• Work to be completed
The entries that follow should be written out exactly.

• Exercise inputs
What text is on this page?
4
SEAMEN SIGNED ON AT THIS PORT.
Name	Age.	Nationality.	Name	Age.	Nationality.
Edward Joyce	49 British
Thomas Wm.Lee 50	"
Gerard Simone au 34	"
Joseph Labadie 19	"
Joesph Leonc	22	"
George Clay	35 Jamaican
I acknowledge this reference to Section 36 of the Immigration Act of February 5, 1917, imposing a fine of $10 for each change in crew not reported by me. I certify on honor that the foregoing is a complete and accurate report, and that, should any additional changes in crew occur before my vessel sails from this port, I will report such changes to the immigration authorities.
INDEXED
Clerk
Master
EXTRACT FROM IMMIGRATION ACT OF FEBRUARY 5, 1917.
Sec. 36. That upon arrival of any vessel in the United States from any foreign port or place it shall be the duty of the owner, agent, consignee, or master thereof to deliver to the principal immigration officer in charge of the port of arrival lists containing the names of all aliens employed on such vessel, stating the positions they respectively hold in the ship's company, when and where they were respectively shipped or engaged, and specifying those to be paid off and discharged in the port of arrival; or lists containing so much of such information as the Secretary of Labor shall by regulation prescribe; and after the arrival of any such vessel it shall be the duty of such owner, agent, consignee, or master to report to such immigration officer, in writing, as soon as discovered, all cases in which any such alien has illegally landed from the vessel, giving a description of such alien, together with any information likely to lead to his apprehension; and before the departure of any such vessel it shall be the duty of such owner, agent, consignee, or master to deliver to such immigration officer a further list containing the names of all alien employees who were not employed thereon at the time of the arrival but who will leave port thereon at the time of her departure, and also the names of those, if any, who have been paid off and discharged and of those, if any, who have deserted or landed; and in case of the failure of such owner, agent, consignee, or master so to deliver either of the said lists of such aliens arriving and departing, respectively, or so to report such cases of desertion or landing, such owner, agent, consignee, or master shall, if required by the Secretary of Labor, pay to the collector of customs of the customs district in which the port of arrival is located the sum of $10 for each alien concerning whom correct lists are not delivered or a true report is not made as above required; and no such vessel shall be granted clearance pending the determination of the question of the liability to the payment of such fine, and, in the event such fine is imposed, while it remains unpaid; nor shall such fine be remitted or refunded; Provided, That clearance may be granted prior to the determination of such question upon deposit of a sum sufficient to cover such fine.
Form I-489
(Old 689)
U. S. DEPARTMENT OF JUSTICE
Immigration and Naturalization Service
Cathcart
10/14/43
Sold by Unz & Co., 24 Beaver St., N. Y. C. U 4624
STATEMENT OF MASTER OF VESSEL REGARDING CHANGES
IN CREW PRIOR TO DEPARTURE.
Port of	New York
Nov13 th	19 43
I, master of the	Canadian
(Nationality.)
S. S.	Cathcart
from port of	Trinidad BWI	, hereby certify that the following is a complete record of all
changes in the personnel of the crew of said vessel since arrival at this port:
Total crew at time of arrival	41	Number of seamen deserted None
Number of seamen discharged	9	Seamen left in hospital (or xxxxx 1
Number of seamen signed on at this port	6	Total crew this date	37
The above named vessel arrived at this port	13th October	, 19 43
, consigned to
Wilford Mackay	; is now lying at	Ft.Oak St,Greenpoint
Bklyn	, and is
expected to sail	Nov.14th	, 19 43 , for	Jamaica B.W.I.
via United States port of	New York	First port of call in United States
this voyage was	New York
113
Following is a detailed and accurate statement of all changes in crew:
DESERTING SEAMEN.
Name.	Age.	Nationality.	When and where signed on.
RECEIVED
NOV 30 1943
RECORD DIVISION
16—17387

• The result
What text is on this page?
4
SEAMEN SIGNED ON AT THIS PORT.
Name	Age.	Nationality.	Name	Age.	Nationality.
Edward Joyce	49 British
Thomas Wm.Lee 50	"
Gerard Simone au 34	"
Joseph Labadie 19	"
Joesph Leonc	22	"
George Clay	35 Jamaican
I acknowledge this reference to Section 36 of the Immigration Act of February 5, 1917, imposing a fine of $10 for each change in crew not reported by me. I certify on honor that the foregoing is a complete and accurate report, and that, should any additional changes in crew occur before my vessel sails from this port, I will report such changes to the immigration authorities.
INDEXED
Clerk
Master
EXTRACT FROM IMMIGRATION ACT OF FEBRUARY 5, 1917.
Sec. 36. That upon arrival of any vessel in the United States from any foreign port or place it shall be the duty of the owner, agent, consignee, or master thereof to deliver to the principal immigration officer in charge of the port of arrival lists containing the names of all aliens employed on such vessel, stating the positions they respectively hold in the ship's company, when and where they were respectively shipped or engaged, and specifying those to be paid off and discharged in the port of arrival; or lists containing so much of such information as the Secretary of Labor shall by regulation prescribe; and after the arrival of any such vessel it shall be the duty of such owner, agent, consignee, or master to report to such immigration officer, in writing, as soon as discovered, all cases in which any such alien has illegally landed from the vessel, giving a description of such alien, together with any information likely to lead to his apprehension; and before the departure of any such vessel it shall be the duty of such owner, agent, consignee, or master to deliver to such immigration officer a further list containing the names of all alien employees who were not employed thereon at the time of the arrival but who will leave port thereon at the time of her departure, and also the names of those, if any, who have been paid off and discharged and of those, if any, who have deserted or landed; and in case of the failure of such owner, agent, consignee, or master so to deliver either of the said lists of such aliens arriving and departing, respectively, or so to report such cases of desertion or landing, such owner, agent, consignee, or master shall, if required by the Secretary of Labor, pay to the collector of customs of the customs district in which the port of arrival is located the sum of $10 for each alien concerning whom correct lists are not delivered or a true report is not made as above required; and no such vessel shall be granted clearance pending the determination of the question of the liability to the payment of such fine, and, in the event such fine is imposed, while it remains unpaid; nor shall such fine be remitted or refunded; Provided, That clearance may be granted prior to the determination of such question upon deposit of a sum sufficient to cover such fine.
Form I-489
(Old 689)
U. S. DEPARTMENT OF JUSTICE
Immigration and Naturalization Service
Cathcart
10/14/43
Sold by Unz & Co., 24 Beaver St., N. Y. C. U 4624
STATEMENT OF MASTER OF VESSEL REGARDING CHANGES
IN CREW PRIOR TO DEPARTURE.
Port of	New York
Nov13 th	19 43
I, master of the	Canadian
(Nationality.)
S. S.	Cathcart
from port of	Trinidad BWI	, hereby certify that the following is a complete record of all
changes in the personnel of the crew of said vessel since arrival at this port:
Total crew at time of arrival	41	Number of seamen deserted None
Number of seamen discharged	9	Seamen left in hospital (or xxxxx 1
Number of seamen signed on at this port	6	Total crew this date	37
The above named vessel arrived at this port	13th October	, 19 43
, consigned to
Wilford Mackay	; is now lying at	Ft.Oak St,Greenpoint
Bklyn	, and is
expected to sail	Nov.14th	, 19 43 , for	Jamaica B.W.I.
via United States port of	New York	First port of call in United States
this voyage was	New York
113
Following is a detailed and accurate statement of all changes in crew:
DESERTING SEAMEN.
Name.	Age.	Nationality.	When and where signed on.
RECEIVED
NOV 30 1943
RECORD DIVISION
16—17387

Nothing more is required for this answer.